● **Records shown**:
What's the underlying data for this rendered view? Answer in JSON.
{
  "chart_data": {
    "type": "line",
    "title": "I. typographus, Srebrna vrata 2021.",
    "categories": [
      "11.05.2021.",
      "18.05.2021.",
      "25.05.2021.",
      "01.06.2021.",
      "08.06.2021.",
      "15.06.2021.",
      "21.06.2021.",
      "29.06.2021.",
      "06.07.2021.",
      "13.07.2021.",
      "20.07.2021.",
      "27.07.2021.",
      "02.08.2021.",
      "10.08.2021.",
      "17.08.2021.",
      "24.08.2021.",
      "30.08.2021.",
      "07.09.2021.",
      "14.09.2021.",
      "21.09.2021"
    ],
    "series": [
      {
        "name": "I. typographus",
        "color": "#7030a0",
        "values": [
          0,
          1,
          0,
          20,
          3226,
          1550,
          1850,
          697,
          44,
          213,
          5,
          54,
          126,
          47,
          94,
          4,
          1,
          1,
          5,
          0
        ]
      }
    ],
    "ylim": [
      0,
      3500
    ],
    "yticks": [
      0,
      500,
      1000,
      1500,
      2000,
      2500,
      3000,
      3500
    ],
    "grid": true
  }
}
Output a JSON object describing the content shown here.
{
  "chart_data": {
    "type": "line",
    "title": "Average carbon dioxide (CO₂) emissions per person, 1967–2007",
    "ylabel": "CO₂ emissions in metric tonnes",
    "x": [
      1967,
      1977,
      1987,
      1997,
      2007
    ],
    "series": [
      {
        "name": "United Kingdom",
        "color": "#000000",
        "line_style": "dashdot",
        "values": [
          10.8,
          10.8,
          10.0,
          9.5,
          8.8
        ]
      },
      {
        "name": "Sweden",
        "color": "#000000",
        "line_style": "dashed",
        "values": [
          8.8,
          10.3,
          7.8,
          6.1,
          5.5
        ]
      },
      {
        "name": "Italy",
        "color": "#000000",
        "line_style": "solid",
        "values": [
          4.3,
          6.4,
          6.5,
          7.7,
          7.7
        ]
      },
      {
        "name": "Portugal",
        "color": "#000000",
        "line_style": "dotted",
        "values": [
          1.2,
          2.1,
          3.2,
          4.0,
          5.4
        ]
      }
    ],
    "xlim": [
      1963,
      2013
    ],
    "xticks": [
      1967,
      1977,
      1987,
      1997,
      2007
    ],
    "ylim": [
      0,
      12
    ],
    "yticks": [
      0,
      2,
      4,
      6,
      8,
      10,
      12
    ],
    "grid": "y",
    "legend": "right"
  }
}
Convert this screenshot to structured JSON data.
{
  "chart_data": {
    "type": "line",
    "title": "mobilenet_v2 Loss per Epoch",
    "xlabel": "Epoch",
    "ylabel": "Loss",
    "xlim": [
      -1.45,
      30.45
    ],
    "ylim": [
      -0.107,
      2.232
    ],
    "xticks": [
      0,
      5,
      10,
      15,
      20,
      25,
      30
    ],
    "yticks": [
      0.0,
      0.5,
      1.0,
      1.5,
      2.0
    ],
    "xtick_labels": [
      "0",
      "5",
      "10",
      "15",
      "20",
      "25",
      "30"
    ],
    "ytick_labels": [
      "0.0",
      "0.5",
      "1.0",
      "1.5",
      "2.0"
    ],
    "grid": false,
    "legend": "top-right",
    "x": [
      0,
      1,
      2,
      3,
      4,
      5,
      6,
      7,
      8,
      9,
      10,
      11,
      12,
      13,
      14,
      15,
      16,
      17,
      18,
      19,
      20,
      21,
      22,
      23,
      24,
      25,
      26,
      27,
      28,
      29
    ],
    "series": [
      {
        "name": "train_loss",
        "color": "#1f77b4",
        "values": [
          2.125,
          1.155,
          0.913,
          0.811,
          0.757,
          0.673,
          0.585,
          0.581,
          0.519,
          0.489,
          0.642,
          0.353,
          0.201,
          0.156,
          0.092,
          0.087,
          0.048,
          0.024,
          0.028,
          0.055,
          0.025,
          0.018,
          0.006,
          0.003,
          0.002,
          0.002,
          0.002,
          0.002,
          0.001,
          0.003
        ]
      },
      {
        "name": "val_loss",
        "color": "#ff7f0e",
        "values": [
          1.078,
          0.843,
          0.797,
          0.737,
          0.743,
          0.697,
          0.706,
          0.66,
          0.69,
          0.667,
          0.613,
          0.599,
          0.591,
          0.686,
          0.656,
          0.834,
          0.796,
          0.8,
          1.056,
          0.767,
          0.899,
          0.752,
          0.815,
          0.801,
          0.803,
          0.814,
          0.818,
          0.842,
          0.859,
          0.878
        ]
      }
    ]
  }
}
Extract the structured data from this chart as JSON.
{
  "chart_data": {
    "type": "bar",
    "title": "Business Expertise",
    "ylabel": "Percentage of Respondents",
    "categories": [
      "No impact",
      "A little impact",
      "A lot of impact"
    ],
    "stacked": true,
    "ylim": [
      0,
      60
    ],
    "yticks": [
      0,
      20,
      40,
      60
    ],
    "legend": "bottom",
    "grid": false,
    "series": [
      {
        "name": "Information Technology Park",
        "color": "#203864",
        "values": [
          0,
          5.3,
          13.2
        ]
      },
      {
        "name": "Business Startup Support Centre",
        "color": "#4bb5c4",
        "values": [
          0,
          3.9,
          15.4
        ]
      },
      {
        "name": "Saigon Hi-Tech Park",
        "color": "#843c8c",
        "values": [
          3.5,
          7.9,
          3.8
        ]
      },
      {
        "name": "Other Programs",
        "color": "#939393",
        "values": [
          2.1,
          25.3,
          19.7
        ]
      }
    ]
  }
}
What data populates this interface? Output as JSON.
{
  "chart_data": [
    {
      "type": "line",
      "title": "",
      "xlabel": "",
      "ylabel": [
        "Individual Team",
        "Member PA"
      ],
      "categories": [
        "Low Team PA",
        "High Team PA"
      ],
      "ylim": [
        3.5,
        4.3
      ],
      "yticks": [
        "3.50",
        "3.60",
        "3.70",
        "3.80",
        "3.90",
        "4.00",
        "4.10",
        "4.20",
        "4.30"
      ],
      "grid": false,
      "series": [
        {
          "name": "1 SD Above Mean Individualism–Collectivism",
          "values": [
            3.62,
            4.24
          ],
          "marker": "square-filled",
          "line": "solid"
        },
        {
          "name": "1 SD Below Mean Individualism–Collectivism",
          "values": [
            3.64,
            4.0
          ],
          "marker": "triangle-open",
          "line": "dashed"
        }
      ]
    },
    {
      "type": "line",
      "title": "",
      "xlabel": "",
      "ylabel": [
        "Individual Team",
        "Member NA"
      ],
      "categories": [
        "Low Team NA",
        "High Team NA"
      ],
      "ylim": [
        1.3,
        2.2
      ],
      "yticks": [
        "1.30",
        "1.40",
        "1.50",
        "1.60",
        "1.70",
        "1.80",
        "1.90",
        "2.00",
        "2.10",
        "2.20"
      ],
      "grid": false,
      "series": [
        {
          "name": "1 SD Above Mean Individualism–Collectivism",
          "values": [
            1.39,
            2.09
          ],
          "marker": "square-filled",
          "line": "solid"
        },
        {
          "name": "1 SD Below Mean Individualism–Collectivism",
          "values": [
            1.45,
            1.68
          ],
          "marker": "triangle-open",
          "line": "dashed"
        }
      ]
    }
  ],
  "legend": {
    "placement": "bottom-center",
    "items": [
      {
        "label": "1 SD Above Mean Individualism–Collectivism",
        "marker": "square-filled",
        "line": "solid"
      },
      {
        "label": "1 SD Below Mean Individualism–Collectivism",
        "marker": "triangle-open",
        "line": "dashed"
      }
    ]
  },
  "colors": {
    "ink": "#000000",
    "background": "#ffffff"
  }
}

● **What is needed**: From the material above, gather all lines that include the string "Output" and copy them.

● **Full solution**:
Output a JSON object describing the content shown here.
What data populates this interface? Output as JSON.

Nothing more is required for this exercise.